◆ DATASET ◆
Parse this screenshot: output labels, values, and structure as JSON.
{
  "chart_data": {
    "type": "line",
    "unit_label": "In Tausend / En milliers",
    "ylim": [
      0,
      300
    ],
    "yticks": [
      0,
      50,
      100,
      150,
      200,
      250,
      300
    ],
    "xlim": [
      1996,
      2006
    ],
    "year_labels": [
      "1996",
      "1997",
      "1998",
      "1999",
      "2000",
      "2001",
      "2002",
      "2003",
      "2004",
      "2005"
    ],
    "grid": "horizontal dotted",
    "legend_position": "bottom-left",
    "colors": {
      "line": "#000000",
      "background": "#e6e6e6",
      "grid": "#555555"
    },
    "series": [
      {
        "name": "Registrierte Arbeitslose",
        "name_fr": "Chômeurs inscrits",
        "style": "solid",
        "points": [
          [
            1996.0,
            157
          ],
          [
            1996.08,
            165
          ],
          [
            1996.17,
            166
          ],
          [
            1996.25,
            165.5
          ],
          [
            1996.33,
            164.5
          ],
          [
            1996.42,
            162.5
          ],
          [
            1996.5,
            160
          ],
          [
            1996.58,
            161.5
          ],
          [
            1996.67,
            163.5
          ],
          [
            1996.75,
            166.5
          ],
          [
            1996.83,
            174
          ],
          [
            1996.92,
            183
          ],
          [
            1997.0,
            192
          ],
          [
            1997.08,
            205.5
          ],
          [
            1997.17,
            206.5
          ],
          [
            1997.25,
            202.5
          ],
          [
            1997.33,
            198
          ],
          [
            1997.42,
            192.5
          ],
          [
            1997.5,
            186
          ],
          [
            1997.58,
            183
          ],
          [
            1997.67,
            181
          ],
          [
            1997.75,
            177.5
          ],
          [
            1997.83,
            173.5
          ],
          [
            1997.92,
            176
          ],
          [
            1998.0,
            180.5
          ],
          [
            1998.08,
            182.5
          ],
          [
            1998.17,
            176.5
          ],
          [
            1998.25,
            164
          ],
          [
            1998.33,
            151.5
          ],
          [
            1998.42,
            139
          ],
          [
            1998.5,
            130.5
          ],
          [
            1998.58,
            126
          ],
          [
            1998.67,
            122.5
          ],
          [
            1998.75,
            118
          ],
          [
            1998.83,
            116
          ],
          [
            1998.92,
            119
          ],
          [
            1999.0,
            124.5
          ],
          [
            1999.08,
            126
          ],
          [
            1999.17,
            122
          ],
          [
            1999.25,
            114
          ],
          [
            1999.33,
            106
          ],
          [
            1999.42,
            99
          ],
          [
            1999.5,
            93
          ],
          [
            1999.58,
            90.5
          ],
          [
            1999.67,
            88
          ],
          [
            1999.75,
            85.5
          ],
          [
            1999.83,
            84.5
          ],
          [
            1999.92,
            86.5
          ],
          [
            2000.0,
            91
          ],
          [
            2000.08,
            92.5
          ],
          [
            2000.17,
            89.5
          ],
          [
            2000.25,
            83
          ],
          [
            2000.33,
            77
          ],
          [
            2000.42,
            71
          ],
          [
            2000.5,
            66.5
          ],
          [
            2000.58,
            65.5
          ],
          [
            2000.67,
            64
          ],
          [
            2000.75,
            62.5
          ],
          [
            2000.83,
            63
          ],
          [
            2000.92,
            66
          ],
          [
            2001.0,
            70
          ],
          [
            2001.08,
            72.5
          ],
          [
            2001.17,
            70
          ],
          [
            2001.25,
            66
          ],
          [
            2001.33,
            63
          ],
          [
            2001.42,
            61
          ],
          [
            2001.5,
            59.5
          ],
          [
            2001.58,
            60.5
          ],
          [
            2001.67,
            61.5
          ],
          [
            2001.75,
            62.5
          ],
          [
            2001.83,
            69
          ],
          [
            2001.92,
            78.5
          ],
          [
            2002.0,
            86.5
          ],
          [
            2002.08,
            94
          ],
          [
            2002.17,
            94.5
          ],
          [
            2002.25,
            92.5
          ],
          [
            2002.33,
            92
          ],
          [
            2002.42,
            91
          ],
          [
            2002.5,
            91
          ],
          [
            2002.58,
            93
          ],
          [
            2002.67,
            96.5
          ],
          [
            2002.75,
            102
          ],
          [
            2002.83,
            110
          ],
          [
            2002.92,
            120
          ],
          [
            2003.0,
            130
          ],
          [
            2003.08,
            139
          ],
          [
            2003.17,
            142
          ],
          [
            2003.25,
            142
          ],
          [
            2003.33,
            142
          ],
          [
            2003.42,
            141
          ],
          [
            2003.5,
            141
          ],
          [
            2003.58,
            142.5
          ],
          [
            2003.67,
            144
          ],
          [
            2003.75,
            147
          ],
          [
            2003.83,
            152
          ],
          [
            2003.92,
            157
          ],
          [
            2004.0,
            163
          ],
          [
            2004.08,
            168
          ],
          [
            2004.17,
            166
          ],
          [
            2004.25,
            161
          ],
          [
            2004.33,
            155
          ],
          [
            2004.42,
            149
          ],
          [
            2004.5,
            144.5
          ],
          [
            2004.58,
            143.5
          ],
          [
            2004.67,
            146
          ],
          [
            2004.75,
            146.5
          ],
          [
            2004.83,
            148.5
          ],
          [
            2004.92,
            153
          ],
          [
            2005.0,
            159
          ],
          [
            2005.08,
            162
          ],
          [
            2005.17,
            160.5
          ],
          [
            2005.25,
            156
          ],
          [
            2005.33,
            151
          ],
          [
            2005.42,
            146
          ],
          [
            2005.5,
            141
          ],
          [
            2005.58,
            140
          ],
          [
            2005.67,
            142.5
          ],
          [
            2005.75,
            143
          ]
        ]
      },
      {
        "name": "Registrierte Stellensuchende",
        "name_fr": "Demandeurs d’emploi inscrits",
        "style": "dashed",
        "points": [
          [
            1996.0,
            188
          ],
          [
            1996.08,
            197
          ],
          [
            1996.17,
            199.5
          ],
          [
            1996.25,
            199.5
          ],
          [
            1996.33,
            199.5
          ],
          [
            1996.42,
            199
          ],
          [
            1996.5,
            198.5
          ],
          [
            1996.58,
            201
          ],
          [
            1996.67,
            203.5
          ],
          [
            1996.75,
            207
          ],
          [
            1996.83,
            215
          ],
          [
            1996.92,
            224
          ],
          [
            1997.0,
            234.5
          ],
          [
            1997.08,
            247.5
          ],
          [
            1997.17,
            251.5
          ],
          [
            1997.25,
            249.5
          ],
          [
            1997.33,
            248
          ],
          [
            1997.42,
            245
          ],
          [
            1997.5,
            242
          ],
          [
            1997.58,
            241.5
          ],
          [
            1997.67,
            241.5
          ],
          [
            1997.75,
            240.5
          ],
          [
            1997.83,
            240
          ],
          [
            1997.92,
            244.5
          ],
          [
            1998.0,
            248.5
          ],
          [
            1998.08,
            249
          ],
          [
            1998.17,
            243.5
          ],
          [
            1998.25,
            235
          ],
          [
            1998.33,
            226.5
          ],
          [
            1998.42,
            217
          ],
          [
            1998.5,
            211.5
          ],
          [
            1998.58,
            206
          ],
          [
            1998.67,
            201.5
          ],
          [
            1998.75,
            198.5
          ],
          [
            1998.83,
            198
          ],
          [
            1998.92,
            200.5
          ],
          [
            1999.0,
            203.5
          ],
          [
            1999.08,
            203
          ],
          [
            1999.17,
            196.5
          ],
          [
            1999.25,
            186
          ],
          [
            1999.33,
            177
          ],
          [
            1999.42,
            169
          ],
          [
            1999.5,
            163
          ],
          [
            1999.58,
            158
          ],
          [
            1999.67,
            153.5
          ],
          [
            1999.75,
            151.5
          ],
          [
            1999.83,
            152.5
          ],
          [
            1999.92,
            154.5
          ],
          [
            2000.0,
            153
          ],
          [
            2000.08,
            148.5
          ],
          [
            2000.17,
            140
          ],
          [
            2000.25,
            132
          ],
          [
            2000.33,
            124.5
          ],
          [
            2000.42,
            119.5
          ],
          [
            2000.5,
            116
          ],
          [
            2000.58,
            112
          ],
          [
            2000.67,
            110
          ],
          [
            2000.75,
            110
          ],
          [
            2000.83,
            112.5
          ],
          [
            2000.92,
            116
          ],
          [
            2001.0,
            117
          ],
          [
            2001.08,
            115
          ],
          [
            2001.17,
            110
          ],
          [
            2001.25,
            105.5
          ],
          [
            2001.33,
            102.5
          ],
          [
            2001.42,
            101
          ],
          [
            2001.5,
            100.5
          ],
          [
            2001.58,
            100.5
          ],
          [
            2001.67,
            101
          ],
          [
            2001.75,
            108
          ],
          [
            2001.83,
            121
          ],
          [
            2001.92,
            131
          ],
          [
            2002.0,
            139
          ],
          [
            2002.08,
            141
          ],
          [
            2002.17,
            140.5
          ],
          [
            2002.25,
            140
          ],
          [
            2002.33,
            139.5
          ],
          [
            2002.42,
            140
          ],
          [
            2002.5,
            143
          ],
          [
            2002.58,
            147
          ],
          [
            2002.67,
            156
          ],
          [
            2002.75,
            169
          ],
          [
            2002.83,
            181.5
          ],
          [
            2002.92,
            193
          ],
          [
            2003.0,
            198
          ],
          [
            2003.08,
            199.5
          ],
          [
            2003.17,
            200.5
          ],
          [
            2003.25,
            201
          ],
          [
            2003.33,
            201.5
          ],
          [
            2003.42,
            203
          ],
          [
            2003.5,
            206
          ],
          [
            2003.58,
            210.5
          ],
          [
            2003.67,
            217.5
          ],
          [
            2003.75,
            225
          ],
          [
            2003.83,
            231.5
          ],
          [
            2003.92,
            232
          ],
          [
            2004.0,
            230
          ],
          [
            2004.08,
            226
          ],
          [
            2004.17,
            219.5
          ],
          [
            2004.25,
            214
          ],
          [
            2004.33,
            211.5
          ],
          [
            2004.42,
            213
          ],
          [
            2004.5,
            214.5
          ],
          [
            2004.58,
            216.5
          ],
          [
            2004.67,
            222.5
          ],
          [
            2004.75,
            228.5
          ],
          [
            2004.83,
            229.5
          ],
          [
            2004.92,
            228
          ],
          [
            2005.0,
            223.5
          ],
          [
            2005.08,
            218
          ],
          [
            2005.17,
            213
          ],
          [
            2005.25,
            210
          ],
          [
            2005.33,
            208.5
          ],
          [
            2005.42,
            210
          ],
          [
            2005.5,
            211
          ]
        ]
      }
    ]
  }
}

◆ WHAT THE TASK ASKS ◆
State only the count of lines above that hold the string "Registrierte".

◆ CORRECT ANSWER ◆
2